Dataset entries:
——————————

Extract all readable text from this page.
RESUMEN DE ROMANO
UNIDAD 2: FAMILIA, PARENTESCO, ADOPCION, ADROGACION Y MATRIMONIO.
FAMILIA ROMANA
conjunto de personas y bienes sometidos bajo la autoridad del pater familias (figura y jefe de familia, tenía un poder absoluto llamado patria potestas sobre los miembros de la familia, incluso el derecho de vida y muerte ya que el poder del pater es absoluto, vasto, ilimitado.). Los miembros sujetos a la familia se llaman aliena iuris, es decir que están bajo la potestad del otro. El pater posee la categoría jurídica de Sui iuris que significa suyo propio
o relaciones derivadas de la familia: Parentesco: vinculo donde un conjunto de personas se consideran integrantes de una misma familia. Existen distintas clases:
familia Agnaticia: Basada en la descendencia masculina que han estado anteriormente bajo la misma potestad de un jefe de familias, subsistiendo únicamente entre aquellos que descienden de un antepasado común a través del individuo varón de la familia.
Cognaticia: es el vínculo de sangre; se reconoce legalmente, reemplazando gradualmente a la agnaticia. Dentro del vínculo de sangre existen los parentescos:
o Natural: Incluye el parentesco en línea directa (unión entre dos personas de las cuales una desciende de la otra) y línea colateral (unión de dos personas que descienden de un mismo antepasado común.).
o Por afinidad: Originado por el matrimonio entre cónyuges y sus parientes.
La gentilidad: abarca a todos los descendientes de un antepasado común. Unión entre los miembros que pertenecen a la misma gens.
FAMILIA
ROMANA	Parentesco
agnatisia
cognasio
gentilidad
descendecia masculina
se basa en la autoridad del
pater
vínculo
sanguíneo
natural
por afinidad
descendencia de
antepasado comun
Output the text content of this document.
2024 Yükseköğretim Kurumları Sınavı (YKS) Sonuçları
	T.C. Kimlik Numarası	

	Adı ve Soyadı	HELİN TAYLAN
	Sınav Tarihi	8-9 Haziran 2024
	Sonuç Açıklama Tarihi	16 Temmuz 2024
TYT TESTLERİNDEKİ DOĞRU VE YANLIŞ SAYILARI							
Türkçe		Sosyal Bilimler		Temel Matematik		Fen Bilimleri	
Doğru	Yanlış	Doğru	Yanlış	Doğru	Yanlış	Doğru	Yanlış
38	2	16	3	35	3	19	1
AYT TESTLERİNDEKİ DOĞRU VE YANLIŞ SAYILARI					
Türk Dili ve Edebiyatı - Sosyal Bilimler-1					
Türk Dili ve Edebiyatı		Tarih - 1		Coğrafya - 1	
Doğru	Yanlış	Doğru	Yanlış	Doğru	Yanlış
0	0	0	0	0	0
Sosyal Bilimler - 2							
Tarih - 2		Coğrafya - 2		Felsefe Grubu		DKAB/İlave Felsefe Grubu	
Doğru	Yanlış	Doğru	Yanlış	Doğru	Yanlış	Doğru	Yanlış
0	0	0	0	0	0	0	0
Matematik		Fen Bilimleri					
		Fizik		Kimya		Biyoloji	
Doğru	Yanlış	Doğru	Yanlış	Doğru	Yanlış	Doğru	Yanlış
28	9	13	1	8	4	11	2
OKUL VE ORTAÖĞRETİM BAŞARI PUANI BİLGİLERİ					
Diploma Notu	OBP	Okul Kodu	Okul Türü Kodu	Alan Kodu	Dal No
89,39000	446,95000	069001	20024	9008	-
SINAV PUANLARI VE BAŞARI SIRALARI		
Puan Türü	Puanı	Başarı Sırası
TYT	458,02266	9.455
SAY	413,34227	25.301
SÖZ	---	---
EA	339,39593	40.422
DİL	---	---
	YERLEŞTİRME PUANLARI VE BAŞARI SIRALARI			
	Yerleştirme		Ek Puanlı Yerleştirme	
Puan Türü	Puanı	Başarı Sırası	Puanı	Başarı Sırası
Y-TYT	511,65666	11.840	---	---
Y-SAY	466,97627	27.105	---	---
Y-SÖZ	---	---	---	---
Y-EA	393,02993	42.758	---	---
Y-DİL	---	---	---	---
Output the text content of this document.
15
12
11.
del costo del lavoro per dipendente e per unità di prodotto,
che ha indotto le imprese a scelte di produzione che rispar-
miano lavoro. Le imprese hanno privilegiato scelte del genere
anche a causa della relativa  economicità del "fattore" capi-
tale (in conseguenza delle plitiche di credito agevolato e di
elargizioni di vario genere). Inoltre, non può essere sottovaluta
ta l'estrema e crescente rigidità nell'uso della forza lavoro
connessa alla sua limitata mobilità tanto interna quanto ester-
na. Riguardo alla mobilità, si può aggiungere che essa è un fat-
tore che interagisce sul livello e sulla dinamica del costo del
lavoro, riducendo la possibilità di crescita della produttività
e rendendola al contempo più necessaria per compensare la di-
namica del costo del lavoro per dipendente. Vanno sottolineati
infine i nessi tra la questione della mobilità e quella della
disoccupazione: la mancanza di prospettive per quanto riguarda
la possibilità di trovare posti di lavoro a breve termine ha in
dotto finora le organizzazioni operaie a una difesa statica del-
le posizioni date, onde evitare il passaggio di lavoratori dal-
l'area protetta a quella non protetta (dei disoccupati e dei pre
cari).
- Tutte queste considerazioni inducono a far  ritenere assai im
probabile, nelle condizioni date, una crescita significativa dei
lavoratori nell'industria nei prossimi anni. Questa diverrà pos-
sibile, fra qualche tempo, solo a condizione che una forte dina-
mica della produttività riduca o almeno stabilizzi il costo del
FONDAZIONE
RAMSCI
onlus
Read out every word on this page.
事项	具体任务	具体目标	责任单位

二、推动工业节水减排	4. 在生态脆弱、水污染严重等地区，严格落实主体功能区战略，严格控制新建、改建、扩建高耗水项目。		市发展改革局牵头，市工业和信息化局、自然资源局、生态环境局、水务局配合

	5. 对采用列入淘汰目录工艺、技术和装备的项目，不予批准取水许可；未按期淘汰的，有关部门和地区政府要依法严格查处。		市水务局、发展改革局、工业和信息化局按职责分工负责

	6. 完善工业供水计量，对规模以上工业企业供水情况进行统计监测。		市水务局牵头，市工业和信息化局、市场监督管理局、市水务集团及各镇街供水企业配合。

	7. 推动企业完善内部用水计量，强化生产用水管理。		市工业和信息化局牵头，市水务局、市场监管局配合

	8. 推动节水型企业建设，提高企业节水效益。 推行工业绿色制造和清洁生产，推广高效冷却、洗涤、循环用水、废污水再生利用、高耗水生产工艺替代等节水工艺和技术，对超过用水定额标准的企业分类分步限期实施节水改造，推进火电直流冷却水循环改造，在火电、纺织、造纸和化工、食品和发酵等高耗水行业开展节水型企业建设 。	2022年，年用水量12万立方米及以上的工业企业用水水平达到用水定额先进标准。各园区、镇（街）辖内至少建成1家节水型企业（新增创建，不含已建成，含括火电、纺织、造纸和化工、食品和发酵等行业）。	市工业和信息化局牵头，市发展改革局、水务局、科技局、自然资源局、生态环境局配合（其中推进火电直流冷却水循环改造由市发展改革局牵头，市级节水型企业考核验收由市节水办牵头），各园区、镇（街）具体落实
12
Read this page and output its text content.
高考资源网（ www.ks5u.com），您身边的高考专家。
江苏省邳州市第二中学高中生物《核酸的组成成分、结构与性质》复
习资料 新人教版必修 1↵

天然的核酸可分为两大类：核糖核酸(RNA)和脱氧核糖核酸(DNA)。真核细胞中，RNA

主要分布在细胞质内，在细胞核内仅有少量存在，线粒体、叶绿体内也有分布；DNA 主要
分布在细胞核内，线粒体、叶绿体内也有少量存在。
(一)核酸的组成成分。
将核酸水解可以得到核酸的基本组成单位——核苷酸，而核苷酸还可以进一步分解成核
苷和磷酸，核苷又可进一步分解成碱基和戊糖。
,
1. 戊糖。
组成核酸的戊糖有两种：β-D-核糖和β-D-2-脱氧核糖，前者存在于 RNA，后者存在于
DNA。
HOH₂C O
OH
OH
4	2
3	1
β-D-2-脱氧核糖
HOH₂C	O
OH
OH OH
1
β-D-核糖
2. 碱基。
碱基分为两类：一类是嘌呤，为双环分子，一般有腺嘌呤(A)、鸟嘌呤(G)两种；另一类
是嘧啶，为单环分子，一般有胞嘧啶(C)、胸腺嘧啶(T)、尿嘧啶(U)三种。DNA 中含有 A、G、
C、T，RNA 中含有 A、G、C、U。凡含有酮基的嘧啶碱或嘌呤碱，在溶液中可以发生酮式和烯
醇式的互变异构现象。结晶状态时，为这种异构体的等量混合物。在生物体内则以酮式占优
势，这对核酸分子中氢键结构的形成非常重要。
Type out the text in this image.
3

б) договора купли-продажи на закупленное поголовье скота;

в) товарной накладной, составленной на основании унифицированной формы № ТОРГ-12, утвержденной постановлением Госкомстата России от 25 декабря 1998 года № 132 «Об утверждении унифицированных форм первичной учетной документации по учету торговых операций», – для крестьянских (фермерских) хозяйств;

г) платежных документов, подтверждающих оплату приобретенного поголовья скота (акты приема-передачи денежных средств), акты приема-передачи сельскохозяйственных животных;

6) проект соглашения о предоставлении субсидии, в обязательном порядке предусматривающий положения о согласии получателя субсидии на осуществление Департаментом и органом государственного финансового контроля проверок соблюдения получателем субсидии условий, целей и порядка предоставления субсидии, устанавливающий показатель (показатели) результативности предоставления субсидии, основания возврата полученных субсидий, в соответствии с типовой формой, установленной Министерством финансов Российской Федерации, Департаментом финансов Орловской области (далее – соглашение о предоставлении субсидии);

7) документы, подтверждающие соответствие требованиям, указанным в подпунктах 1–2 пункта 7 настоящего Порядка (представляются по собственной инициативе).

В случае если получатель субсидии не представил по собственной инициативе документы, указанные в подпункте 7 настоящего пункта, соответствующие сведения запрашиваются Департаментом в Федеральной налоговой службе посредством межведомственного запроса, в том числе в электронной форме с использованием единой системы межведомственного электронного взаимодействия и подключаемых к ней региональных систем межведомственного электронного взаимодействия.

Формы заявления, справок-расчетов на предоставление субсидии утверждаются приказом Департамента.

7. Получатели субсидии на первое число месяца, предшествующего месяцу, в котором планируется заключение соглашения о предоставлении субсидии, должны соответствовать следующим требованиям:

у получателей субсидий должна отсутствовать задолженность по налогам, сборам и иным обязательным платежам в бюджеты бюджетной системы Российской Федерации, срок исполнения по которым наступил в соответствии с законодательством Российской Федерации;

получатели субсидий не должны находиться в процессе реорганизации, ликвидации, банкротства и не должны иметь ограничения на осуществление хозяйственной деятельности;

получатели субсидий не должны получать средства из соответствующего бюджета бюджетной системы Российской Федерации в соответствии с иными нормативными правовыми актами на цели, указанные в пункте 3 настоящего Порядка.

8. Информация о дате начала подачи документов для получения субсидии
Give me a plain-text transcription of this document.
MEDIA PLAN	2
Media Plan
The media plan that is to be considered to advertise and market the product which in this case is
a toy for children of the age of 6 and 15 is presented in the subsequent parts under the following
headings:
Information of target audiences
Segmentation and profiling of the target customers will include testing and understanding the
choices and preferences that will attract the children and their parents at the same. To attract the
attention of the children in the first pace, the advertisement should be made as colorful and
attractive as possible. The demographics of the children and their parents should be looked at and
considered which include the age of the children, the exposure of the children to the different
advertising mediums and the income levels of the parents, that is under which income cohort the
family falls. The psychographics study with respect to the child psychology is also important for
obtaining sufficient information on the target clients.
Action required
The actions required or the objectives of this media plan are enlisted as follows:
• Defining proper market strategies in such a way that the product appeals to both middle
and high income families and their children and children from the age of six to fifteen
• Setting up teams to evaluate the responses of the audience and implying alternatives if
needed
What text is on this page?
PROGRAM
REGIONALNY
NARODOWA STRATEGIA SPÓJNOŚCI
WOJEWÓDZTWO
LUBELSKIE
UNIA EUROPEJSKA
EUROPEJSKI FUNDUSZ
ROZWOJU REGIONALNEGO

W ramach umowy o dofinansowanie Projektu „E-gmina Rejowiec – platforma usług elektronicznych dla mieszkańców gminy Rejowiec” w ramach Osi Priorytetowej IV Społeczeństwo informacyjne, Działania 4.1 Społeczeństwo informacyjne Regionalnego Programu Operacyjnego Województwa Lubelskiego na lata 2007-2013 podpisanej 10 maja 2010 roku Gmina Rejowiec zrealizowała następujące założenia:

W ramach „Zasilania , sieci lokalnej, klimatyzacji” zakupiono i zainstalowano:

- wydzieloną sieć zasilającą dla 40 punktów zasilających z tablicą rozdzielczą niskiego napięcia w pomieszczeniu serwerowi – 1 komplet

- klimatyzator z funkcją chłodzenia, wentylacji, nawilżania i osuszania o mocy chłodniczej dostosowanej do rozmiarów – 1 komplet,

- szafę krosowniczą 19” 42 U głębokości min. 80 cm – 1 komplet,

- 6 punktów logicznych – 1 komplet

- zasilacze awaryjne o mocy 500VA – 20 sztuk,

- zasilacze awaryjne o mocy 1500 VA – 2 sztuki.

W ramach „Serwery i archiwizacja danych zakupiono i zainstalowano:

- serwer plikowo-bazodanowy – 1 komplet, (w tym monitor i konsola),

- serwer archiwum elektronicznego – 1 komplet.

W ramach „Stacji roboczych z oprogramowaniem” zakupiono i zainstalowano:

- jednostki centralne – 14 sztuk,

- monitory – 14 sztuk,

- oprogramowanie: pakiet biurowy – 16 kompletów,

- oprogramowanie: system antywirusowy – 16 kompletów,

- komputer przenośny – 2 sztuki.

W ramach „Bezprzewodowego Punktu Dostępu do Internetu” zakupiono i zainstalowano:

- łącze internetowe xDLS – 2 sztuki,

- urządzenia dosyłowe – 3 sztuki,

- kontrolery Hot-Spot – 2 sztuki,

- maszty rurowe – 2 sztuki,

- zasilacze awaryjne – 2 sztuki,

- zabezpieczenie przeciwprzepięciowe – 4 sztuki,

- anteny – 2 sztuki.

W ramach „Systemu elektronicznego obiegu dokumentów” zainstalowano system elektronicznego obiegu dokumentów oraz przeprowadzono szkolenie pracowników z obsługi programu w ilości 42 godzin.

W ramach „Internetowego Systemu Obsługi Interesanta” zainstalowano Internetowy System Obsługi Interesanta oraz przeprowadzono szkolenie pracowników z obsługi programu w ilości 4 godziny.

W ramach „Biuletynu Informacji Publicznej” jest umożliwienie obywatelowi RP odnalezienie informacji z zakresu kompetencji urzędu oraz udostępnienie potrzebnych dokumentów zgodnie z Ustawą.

——————————

EXERCISE INSTRUCTIONS: Copy out the lines that hold "antepasado".

FINAL ANSWER:
familia Agnaticia: Basada en la descendencia masculina que han estado anteriormente bajo la misma potestad de un jefe de familias, subsistiendo únicamente entre aquellos que descienden de un antepasado común a través del individuo varón de la familia.
o Natural: Incluye el parentesco en línea directa (unión entre dos personas de las cuales una desciende de la otra) y línea colateral (unión de dos personas que descienden de un mismo antepasado común.).
La gentilidad: abarca a todos los descendientes de un antepasado común. Unión entre los miembros que pertenecen a la misma gens.
antepasado comun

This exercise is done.